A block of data
########################################

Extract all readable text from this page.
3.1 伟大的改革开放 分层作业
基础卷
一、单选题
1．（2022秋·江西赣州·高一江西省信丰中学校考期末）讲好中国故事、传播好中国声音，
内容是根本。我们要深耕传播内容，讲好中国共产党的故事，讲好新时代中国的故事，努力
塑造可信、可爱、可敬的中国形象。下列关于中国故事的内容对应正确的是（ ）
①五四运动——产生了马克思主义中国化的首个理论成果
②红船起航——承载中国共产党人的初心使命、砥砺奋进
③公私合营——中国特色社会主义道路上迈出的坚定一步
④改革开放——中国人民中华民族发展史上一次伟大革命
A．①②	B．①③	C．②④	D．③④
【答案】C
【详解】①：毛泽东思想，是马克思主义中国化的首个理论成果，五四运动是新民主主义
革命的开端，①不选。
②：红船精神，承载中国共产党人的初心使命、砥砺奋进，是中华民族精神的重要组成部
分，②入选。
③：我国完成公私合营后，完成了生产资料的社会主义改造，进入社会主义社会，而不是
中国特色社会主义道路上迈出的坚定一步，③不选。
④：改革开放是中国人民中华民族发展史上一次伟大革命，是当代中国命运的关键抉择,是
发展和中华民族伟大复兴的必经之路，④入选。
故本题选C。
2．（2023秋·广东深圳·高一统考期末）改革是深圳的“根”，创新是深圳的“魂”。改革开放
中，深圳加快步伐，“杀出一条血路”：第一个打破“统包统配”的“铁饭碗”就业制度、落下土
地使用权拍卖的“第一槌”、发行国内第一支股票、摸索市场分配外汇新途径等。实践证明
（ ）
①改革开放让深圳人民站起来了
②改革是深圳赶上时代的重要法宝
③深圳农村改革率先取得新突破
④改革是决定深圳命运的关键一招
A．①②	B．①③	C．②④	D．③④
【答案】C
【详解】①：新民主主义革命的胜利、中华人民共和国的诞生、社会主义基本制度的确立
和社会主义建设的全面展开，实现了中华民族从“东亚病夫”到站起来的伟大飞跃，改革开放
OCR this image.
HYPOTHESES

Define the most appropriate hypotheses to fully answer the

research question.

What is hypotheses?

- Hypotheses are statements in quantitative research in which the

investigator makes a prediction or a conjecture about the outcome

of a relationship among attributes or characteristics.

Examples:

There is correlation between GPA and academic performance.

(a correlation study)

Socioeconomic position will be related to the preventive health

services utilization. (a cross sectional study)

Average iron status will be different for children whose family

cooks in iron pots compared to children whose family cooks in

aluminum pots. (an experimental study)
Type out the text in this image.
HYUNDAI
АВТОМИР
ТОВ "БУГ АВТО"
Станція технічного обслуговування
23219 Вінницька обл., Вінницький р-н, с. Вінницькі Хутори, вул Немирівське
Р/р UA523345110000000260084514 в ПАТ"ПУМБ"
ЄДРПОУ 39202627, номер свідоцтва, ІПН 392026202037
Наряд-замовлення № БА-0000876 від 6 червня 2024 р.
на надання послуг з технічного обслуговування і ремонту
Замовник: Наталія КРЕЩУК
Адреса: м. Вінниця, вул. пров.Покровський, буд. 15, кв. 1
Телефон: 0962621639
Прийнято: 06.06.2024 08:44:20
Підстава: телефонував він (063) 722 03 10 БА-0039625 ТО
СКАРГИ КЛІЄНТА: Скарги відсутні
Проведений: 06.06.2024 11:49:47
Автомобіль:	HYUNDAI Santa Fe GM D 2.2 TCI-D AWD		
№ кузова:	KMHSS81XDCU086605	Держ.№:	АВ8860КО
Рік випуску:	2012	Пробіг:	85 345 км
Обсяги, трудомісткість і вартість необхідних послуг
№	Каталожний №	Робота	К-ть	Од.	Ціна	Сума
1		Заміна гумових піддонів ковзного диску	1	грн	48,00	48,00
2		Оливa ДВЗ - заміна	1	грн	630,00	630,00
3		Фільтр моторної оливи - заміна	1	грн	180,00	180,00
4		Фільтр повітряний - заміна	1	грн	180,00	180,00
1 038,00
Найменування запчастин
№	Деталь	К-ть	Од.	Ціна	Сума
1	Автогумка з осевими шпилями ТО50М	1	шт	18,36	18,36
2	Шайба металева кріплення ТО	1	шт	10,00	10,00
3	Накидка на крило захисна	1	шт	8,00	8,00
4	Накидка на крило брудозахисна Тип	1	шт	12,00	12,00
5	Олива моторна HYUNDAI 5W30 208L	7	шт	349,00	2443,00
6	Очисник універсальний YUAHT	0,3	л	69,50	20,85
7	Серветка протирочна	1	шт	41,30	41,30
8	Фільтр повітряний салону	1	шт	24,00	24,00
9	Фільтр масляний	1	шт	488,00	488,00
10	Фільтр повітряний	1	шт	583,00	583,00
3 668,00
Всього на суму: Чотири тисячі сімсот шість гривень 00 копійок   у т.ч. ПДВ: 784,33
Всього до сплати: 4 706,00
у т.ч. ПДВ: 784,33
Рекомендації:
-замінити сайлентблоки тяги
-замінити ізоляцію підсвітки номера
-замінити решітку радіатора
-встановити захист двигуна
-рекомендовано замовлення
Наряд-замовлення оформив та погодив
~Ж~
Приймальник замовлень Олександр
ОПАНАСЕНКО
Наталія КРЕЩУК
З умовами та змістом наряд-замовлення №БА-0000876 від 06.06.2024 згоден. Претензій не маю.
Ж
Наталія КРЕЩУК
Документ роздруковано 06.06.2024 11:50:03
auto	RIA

########################################

Problem to work on »
Report how many lines in the listing include the word "砥砺奋进". Give nothing but the count.

Task response »
2